- Your objective:
Look through the records below, and copy out every line that holds the string "Residential".

- Listed entries:

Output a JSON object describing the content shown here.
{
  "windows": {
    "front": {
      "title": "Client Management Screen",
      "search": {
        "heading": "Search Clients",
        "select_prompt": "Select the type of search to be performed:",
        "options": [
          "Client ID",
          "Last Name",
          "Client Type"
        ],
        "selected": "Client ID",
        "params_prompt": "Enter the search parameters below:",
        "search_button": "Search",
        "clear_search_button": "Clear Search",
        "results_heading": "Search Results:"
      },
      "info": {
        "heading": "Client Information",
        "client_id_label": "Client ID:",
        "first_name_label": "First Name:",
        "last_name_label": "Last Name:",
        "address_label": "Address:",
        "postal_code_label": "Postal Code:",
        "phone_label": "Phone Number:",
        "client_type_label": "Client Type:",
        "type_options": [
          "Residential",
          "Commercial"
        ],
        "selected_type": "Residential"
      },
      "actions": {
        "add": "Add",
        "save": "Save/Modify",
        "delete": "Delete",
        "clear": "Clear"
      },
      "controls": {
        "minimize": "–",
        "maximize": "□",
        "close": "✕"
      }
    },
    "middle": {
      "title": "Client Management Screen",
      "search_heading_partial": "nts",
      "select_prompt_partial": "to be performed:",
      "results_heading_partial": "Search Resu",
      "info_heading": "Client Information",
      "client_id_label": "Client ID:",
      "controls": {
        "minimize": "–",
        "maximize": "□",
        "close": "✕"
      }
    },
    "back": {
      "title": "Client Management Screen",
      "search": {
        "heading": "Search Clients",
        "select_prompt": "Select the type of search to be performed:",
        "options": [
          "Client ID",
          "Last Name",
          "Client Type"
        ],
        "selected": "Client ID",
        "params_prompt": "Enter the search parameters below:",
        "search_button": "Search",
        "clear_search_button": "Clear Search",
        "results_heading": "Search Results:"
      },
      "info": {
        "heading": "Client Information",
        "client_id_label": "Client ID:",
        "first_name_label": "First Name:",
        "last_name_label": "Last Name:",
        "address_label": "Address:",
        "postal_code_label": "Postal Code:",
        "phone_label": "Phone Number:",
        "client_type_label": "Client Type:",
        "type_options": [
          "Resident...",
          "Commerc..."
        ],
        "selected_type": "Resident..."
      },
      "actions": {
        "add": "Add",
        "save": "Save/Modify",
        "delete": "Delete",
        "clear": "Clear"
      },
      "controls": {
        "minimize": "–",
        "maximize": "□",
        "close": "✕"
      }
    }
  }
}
--
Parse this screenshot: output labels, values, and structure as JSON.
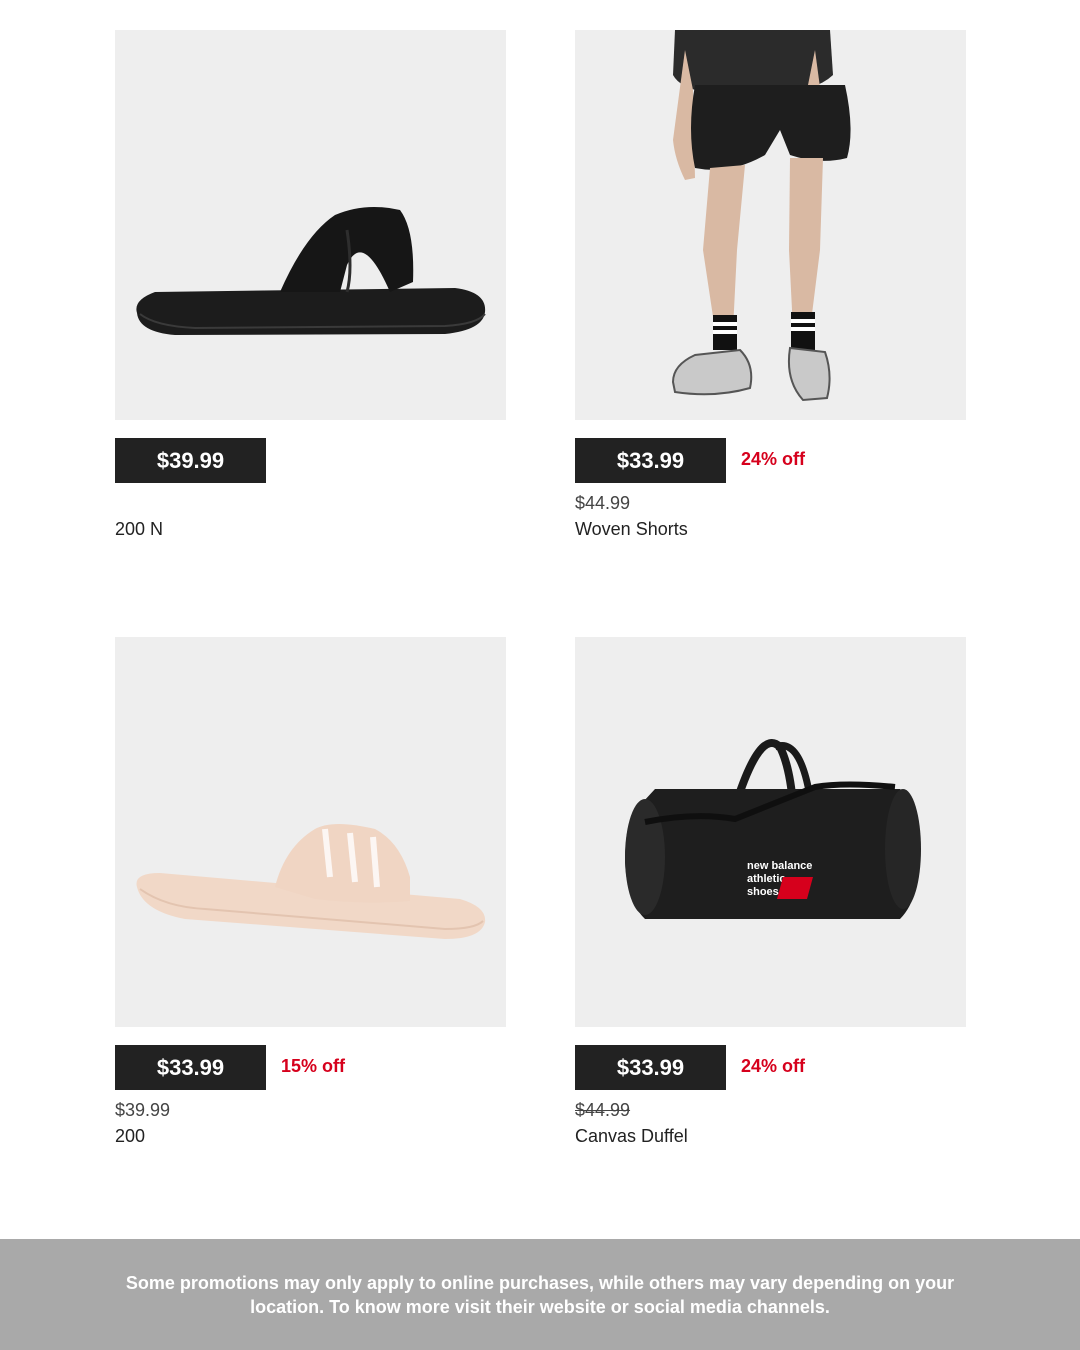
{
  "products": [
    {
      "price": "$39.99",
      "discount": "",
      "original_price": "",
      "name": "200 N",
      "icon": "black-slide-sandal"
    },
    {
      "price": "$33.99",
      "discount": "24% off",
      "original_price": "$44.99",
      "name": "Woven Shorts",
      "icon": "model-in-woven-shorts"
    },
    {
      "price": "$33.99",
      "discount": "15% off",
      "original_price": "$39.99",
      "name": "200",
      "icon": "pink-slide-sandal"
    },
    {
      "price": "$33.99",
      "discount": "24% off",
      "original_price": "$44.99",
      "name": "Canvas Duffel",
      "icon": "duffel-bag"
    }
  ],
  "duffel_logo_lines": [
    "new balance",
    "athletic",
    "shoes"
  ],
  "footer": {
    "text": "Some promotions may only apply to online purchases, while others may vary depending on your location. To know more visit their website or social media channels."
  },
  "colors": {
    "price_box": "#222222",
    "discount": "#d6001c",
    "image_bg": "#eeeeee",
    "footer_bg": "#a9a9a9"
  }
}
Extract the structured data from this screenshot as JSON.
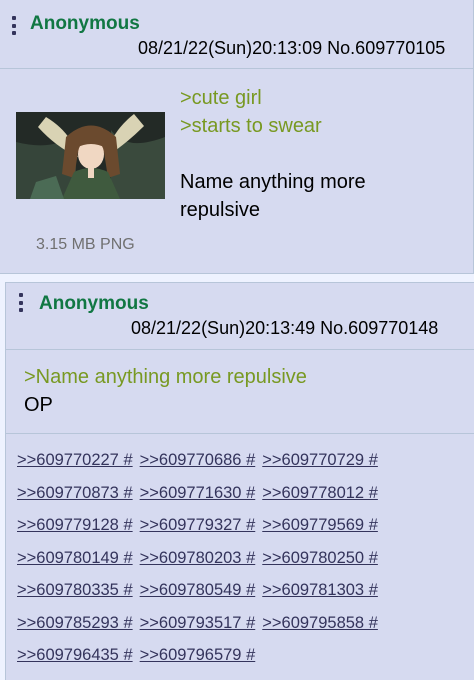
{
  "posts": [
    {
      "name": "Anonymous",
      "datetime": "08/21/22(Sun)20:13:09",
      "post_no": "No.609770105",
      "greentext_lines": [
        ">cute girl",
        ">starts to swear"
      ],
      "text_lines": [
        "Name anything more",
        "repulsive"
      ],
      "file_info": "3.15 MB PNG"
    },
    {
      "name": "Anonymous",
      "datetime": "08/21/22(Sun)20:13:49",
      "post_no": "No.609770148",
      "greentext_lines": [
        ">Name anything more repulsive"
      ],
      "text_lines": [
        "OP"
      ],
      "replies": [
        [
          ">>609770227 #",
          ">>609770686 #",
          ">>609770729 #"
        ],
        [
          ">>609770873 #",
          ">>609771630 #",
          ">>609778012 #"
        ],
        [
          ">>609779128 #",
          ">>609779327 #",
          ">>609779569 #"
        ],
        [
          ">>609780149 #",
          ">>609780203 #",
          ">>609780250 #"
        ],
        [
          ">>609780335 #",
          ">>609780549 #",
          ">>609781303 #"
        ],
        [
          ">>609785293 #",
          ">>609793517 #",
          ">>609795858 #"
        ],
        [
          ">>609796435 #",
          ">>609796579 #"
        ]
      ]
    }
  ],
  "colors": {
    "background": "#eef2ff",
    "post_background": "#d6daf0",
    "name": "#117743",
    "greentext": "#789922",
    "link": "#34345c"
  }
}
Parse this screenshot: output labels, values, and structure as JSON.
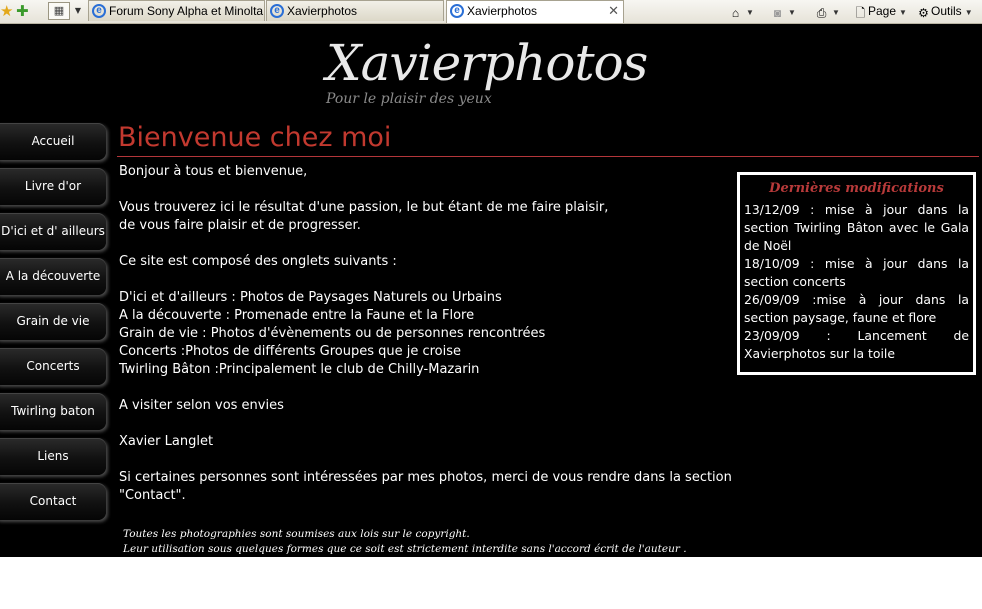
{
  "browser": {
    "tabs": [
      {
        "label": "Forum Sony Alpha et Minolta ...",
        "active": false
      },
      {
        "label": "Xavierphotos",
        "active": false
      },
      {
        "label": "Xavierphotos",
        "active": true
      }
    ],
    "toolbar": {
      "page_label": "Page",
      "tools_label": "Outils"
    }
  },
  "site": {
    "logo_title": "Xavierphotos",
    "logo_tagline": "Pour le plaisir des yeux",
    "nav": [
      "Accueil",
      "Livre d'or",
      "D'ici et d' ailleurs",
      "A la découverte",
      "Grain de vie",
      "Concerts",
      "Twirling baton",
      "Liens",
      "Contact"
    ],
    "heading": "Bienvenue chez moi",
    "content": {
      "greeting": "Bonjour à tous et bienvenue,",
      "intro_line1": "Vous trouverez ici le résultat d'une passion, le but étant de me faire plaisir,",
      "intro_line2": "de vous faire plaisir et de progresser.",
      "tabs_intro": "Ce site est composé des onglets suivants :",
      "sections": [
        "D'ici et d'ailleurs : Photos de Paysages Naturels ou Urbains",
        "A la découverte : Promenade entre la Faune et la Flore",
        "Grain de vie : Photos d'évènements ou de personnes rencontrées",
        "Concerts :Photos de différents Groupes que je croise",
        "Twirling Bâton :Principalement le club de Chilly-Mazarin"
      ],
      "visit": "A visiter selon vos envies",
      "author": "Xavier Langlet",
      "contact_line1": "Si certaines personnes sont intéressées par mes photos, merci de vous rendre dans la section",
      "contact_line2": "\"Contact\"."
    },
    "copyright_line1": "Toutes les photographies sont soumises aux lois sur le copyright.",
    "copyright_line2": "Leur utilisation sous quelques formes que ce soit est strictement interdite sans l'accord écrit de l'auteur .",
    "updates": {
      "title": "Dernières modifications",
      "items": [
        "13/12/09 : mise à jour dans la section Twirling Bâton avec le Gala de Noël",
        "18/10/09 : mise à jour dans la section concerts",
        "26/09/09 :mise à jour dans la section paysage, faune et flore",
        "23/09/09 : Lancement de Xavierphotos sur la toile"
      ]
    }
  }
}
...
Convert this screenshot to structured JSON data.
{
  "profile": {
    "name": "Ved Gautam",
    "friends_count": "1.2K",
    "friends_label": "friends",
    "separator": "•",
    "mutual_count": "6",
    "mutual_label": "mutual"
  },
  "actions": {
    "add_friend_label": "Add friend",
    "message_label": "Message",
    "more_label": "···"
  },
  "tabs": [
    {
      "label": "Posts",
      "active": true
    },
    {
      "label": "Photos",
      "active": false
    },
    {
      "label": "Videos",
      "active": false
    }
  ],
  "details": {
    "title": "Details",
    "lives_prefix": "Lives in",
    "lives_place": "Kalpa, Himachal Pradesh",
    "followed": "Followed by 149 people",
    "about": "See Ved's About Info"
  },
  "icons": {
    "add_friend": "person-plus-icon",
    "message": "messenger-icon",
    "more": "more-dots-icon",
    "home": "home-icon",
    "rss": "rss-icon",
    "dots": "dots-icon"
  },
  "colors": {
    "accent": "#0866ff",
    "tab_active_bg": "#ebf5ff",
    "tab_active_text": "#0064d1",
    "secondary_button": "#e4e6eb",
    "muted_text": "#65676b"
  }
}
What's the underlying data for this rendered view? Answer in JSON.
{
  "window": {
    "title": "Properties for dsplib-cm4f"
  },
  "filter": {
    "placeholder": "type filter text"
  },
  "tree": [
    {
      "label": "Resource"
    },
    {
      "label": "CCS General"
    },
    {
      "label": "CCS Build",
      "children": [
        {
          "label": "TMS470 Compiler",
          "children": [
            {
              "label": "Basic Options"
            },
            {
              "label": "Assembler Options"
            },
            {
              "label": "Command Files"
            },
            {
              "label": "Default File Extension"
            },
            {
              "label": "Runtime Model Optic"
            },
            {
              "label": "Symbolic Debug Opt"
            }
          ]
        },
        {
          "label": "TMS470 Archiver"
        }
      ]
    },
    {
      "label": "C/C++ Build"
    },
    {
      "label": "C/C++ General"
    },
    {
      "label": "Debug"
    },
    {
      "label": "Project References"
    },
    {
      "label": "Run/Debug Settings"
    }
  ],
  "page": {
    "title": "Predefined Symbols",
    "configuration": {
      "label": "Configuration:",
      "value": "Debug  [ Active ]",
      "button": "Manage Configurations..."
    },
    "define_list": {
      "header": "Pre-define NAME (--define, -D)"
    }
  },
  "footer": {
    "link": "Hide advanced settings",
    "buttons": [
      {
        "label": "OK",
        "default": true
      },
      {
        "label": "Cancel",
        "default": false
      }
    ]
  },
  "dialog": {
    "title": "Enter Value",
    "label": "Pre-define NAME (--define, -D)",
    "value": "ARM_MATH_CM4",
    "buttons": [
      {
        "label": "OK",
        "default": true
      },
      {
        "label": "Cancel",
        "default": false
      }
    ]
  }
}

- Problem solution:
          "Residential",
        "selected_type": "Residential"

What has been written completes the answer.